* _Request_
Output the lines of the records from the line that contains "minimize-button[interactable] xyxy=(1288,15,1302,29)" up to and including the line that contains "toolbar-group-overflow[interactable]: ▼ xyxy=(856,112,872,175)", copied exactly.

******

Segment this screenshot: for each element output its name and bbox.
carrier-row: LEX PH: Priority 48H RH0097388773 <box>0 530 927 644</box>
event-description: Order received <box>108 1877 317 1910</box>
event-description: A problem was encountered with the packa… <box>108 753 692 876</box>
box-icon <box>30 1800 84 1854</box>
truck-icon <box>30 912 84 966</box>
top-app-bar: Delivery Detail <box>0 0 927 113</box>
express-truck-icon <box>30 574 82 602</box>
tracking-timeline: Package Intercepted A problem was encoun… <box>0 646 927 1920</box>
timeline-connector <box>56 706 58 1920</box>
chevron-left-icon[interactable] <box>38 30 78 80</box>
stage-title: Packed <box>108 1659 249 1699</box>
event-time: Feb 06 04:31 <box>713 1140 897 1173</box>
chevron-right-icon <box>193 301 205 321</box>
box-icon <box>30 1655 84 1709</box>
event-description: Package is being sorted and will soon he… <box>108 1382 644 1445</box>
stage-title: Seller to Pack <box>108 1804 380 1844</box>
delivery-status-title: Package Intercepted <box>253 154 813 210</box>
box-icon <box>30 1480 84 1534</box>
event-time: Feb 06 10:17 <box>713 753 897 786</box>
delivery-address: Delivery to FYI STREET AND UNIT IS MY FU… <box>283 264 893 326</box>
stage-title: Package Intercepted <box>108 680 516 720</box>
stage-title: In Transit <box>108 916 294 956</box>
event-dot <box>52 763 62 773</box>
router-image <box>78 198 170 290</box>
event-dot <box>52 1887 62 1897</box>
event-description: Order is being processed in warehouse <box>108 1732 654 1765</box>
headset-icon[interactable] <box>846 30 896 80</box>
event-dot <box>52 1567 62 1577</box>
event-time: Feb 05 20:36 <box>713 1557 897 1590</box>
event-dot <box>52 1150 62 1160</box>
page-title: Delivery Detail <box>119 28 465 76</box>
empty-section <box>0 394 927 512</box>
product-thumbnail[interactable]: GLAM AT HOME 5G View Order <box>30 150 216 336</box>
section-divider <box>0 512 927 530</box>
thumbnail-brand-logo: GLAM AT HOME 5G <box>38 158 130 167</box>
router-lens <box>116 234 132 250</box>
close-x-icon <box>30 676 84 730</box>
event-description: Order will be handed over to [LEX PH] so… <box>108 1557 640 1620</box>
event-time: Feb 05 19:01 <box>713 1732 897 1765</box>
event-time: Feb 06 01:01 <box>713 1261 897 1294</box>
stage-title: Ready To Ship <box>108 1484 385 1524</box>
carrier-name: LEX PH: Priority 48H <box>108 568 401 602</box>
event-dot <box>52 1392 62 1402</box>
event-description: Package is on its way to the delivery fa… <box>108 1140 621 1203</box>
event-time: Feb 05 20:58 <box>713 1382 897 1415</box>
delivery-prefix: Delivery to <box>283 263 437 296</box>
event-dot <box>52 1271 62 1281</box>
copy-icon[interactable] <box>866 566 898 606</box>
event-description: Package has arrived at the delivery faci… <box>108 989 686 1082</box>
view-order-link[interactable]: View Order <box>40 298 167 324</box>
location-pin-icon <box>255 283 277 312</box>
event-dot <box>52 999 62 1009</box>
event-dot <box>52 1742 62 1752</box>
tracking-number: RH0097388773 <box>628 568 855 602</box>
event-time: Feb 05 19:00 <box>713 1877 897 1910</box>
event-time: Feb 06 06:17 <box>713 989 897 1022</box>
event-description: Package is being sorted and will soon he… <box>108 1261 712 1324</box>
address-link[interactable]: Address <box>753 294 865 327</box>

******

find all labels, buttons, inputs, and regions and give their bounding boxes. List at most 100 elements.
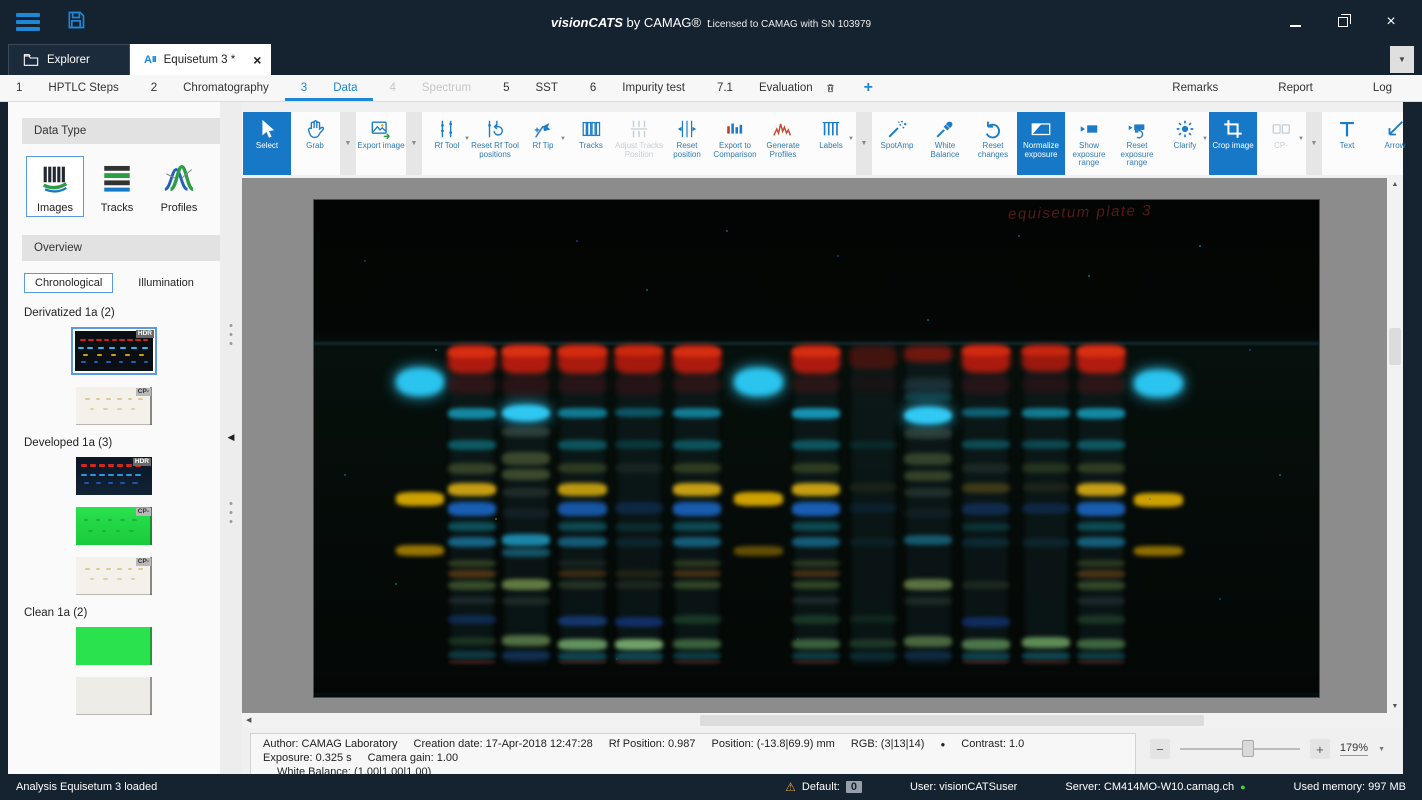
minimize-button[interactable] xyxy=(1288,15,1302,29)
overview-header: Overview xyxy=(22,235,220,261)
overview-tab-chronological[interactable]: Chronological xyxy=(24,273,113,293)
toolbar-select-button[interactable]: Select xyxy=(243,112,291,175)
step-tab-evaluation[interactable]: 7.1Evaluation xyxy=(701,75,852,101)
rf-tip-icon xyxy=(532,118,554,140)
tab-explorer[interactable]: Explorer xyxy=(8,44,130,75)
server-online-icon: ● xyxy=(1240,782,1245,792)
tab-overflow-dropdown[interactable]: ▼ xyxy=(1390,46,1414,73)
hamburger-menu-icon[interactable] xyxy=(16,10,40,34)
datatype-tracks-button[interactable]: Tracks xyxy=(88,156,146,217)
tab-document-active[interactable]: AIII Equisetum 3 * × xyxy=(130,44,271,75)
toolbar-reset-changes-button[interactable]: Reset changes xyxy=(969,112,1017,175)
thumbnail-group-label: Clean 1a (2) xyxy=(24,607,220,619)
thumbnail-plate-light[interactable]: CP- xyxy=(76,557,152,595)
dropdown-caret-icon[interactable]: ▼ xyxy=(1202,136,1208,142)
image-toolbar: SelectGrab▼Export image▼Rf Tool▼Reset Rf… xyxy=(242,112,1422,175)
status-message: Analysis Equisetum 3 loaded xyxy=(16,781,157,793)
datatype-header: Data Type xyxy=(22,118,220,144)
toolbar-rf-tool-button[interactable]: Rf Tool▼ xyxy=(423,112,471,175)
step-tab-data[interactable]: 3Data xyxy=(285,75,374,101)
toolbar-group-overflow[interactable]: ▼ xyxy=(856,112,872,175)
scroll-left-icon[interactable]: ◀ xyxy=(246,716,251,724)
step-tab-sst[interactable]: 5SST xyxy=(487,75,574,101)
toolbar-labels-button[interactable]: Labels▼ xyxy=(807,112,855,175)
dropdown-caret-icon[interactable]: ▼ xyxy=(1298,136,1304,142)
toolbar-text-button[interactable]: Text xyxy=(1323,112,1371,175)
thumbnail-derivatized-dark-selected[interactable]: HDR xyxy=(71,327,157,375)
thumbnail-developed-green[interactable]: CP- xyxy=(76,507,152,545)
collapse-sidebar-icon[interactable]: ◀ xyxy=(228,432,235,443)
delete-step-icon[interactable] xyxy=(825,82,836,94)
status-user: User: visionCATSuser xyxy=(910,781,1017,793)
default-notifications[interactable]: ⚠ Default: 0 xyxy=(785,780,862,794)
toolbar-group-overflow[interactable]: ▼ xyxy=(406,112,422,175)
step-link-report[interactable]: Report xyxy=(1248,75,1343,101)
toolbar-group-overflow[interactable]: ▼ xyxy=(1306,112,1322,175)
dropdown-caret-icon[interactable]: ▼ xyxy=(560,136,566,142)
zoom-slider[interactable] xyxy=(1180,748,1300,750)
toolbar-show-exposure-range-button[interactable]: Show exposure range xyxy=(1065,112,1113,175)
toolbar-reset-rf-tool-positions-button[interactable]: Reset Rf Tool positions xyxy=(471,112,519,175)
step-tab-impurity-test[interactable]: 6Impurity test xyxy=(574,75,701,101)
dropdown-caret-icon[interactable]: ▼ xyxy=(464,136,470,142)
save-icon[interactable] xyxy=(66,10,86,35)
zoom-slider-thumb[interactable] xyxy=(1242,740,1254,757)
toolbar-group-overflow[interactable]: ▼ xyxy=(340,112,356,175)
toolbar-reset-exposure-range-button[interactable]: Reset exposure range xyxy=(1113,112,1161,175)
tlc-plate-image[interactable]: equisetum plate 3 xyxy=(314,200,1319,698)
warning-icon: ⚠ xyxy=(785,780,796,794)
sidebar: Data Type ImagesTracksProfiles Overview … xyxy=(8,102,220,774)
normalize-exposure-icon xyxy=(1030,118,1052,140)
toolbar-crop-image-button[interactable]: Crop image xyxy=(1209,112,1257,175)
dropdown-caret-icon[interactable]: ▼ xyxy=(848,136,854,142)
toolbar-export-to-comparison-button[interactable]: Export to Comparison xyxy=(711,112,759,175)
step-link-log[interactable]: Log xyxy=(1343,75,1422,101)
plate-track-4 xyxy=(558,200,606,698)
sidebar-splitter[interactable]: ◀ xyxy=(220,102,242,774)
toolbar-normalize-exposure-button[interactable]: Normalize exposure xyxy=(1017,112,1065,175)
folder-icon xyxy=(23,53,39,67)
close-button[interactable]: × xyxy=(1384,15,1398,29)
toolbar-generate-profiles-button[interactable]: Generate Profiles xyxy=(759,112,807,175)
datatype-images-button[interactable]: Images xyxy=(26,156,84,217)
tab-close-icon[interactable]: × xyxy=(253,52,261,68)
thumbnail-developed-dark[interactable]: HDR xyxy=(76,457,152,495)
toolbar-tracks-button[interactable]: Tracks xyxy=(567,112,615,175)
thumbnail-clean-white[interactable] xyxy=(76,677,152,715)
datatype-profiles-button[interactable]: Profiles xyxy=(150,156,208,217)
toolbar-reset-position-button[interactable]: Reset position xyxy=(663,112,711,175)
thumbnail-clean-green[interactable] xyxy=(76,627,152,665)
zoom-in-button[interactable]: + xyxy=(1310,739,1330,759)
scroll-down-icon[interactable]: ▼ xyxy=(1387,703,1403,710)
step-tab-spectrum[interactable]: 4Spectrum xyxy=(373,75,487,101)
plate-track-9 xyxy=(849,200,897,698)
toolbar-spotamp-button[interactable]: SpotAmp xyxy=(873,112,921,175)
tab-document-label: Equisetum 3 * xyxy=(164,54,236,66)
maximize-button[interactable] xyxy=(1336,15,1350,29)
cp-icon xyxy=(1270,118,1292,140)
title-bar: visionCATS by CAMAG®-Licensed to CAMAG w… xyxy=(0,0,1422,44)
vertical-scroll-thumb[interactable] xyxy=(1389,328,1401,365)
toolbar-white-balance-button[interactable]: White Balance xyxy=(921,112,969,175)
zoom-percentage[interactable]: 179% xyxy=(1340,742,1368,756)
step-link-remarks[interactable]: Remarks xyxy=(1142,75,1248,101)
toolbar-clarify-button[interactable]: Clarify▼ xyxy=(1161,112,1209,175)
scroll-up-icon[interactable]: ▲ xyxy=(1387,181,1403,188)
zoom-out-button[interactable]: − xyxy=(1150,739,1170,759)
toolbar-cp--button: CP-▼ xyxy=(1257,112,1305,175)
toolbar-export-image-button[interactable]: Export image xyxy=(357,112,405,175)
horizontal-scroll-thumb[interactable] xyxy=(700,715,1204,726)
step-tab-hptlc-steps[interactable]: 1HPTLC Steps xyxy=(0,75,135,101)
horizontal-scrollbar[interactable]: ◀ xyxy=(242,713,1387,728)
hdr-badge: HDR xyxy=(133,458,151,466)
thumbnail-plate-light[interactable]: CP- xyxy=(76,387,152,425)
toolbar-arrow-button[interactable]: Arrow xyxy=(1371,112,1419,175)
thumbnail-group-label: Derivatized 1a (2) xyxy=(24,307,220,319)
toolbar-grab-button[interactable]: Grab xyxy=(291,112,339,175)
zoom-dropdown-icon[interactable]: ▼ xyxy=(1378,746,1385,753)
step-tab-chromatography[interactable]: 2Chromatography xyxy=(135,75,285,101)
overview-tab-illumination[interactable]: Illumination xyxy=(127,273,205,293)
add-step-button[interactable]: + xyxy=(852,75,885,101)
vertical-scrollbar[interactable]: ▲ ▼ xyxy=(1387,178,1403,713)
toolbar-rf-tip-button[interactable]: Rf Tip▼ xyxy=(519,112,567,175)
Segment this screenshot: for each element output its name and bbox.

******

* _Response to this task_
minimize-button[interactable] xyxy=(1288,15,1302,29)
overview-header: Overview xyxy=(22,235,220,261)
overview-tab-chronological[interactable]: Chronological xyxy=(24,273,113,293)
toolbar-select-button[interactable]: Select xyxy=(243,112,291,175)
step-tab-evaluation[interactable]: 7.1Evaluation xyxy=(701,75,852,101)
rf-tip-icon xyxy=(532,118,554,140)
tab-explorer[interactable]: Explorer xyxy=(8,44,130,75)
server-online-icon: ● xyxy=(1240,782,1245,792)
tab-overflow-dropdown[interactable]: ▼ xyxy=(1390,46,1414,73)
hamburger-menu-icon[interactable] xyxy=(16,10,40,34)
datatype-tracks-button[interactable]: Tracks xyxy=(88,156,146,217)
tab-document-active[interactable]: AIII Equisetum 3 * × xyxy=(130,44,271,75)
toolbar-reset-changes-button[interactable]: Reset changes xyxy=(969,112,1017,175)
thumbnail-group-label: Clean 1a (2) xyxy=(24,607,220,619)
thumbnail-plate-light[interactable]: CP- xyxy=(76,557,152,595)
dropdown-caret-icon[interactable]: ▼ xyxy=(1202,136,1208,142)
image-toolbar: SelectGrab▼Export image▼Rf Tool▼Reset Rf… xyxy=(242,112,1422,175)
status-message: Analysis Equisetum 3 loaded xyxy=(16,781,157,793)
datatype-header: Data Type xyxy=(22,118,220,144)
toolbar-rf-tool-button[interactable]: Rf Tool▼ xyxy=(423,112,471,175)
step-tab-data[interactable]: 3Data xyxy=(285,75,374,101)
toolbar-group-overflow[interactable]: ▼ xyxy=(856,112,872,175)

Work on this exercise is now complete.